# Your goal
What follows is a listing; restate every line of it word for word.

━━ Entries

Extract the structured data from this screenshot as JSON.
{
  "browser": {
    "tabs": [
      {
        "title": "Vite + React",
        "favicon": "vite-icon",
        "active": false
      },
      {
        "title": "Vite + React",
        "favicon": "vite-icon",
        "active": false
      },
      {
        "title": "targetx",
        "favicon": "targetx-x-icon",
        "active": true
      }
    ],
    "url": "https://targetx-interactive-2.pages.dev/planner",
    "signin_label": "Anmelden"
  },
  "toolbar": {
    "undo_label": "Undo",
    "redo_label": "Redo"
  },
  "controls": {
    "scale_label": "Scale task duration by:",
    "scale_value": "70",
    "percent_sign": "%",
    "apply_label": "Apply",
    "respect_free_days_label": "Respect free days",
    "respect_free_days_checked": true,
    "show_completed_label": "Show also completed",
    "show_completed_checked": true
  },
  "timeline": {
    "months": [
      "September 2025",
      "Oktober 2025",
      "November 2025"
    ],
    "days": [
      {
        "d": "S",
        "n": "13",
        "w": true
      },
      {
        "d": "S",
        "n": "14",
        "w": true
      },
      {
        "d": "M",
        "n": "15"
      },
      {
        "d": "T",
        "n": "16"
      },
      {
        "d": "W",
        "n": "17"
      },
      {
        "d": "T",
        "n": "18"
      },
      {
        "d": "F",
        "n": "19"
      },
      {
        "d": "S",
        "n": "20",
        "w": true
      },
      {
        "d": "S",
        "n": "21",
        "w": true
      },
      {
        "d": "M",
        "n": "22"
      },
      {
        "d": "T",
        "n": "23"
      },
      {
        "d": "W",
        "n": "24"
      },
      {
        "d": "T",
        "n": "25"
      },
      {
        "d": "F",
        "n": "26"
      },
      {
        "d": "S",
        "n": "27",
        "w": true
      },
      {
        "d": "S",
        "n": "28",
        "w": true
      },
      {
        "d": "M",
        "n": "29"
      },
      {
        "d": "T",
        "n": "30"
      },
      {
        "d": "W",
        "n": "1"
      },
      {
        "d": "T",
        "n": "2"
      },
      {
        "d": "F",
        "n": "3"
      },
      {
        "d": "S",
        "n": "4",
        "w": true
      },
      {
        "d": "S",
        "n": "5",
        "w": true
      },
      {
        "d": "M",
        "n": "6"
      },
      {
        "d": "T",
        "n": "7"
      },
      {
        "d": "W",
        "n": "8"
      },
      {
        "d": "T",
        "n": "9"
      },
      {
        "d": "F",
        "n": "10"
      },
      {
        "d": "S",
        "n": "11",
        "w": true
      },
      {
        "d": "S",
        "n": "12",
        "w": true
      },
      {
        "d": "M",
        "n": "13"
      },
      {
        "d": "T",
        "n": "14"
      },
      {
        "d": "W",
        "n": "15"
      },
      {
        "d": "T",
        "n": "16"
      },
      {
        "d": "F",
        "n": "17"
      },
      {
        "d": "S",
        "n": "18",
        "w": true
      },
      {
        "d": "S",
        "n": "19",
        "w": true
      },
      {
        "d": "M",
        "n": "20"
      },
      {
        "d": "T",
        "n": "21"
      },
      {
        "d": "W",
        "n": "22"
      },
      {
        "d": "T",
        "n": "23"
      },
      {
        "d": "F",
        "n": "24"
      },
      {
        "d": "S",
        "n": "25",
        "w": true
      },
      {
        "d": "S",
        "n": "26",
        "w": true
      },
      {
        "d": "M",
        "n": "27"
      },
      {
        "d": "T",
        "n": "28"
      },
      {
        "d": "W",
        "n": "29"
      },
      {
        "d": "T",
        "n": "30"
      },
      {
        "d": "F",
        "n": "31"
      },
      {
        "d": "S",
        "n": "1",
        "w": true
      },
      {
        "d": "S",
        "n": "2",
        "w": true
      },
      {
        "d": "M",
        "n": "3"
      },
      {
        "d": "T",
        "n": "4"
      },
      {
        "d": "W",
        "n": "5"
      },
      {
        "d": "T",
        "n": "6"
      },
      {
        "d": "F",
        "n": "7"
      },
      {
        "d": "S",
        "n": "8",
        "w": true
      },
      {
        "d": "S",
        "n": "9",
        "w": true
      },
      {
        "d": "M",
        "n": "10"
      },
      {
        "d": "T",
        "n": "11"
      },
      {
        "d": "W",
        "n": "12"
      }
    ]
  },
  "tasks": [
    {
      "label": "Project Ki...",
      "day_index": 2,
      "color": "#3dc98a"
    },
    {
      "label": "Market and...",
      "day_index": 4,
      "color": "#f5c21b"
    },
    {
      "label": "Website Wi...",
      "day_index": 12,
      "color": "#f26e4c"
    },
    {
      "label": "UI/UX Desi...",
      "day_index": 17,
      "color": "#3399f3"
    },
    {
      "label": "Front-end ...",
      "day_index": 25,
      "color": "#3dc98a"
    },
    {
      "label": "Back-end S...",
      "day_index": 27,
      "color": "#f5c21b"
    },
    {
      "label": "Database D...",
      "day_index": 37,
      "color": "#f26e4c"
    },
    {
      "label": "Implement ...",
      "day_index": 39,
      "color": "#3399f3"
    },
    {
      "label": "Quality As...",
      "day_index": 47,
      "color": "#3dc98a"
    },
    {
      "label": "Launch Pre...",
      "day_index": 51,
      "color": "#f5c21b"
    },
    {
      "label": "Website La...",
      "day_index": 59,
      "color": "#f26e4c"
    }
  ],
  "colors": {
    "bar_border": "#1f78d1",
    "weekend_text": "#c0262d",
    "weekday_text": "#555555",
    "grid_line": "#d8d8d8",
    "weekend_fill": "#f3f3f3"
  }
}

━━━━

# Result of this task
Extract the structured data from this screenshot as JSON.
{
  "browser": {
    "tabs": [
      {
        "title": "Vite + React",
        "favicon": "vite-icon",
        "active": false
      },
      {
        "title": "Vite + React",
        "favicon": "vite-icon",
        "active": false
      },
      {
        "title": "targetx",
        "favicon": "targetx-x-icon",
        "active": true
      }
    ],
    "url": "https://targetx-interactive-2.pages.dev/planner",
    "signin_label": "Anmelden"
  },
  "toolbar": {
    "undo_label": "Undo",
    "redo_label": "Redo"
  },
  "controls": {
    "scale_label": "Scale task duration by:",
    "scale_value": "70",
    "percent_sign": "%",
    "apply_label": "Apply",
    "respect_free_days_label": "Respect free days",
    "respect_free_days_checked": true,
    "show_completed_label": "Show also completed",
    "show_completed_checked": true
  },
  "timeline": {
    "months": [
      "September 2025",
      "Oktober 2025",
      "November 2025"
    ],
    "days": [
      {
        "d": "S",
        "n": "13",
        "w": true
      },
      {
        "d": "S",
        "n": "14",
        "w": true
      },
      {
        "d": "M",
        "n": "15"
      },
      {
        "d": "T",
        "n": "16"
      },
      {
        "d": "W",
        "n": "17"
      },
      {
        "d": "T",
        "n": "18"
      },
      {
        "d": "F",
        "n": "19"
      },
      {
        "d": "S",
        "n": "20",
        "w": true
      },
      {
        "d": "S",
        "n": "21",
        "w": true
      },
      {
        "d": "M",
        "n": "22"
      },
      {
        "d": "T",
        "n": "23"
      },
      {
        "d": "W",
        "n": "24"
      },
      {
        "d": "T",
        "n": "25"
      },
      {
        "d": "F",
        "n": "26"
      },
      {
        "d": "S",
        "n": "27",
        "w": true
      },
      {
        "d": "S",
        "n": "28",
        "w": true
      },
      {
        "d": "M",
        "n": "29"
      },
      {
        "d": "T",
        "n": "30"
      },
      {
        "d": "W",
        "n": "1"
      },
      {
        "d": "T",
        "n": "2"
      },
      {
        "d": "F",
        "n": "3"
      },
      {
        "d": "S",
        "n": "4",
        "w": true
      },
      {
        "d": "S",
        "n": "5",
        "w": true
      },
      {
        "d": "M",
        "n": "6"
      },
      {
        "d": "T",
        "n": "7"
      },
      {
        "d": "W",
        "n": "8"
      },
      {
        "d": "T",
        "n": "9"
      },
      {
        "d": "F",
        "n": "10"
      },
      {
        "d": "S",
        "n": "11",
        "w": true
      },
      {
        "d": "S",
        "n": "12",
        "w": true
      },
      {
        "d": "M",
        "n": "13"
      },
      {
        "d": "T",
        "n": "14"
      },
      {
        "d": "W",
        "n": "15"
      },
      {
        "d": "T",
        "n": "16"
      },
      {
        "d": "F",
        "n": "17"
      },
      {
        "d": "S",
        "n": "18",
        "w": true
      },
      {
        "d": "S",
        "n": "19",
        "w": true
      },
      {
        "d": "M",
        "n": "20"
      },
      {
        "d": "T",
        "n": "21"
      },
      {
        "d": "W",
        "n": "22"
      },
      {
        "d": "T",
        "n": "23"
      },
      {
        "d": "F",
        "n": "24"
      },
      {
        "d": "S",
        "n": "25",
        "w": true
      },
      {
        "d": "S",
        "n": "26",
        "w": true
      },
      {
        "d": "M",
        "n": "27"
      },
      {
        "d": "T",
        "n": "28"
      },
      {
        "d": "W",
        "n": "29"
      },
      {
        "d": "T",
        "n": "30"
      },
      {
        "d": "F",
        "n": "31"
      },
      {
        "d": "S",
        "n": "1",
        "w": true
      },
      {
        "d": "S",
        "n": "2",
        "w": true
      },
      {
        "d": "M",
        "n": "3"
      },
      {
        "d": "T",
        "n": "4"
      },
      {
        "d": "W",
        "n": "5"
      },
      {
        "d": "T",
        "n": "6"
      },
      {
        "d": "F",
        "n": "7"
      },
      {
        "d": "S",
        "n": "8",
        "w": true
      },
      {
        "d": "S",
        "n": "9",
        "w": true
      },
      {
        "d": "M",
        "n": "10"
      },
      {
        "d": "T",
        "n": "11"
      },
      {
        "d": "W",
        "n": "12"
      }
    ]
  },
  "tasks": [
    {
      "label": "Project Ki...",
      "day_index": 2,
      "color": "#3dc98a"
    },
    {
      "label": "Market and...",
      "day_index": 4,
      "color": "#f5c21b"
    },
    {
      "label": "Website Wi...",
      "day_index": 12,
      "color": "#f26e4c"
    },
    {
      "label": "UI/UX Desi...",
      "day_index": 17,
      "color": "#3399f3"
    },
    {
      "label": "Front-end ...",
      "day_index": 25,
      "color": "#3dc98a"
    },
    {
      "label": "Back-end S...",
      "day_index": 27,
      "color": "#f5c21b"
    },
    {
      "label": "Database D...",
      "day_index": 37,
      "color": "#f26e4c"
    },
    {
      "label": "Implement ...",
      "day_index": 39,
      "color": "#3399f3"
    },
    {
      "label": "Quality As...",
      "day_index": 47,
      "color": "#3dc98a"
    },
    {
      "label": "Launch Pre...",
      "day_index": 51,
      "color": "#f5c21b"
    },
    {
      "label": "Website La...",
      "day_index": 59,
      "color": "#f26e4c"
    }
  ],
  "colors": {
    "bar_border": "#1f78d1",
    "weekend_text": "#c0262d",
    "weekday_text": "#555555",
    "grid_line": "#d8d8d8",
    "weekend_fill": "#f3f3f3"
  }
}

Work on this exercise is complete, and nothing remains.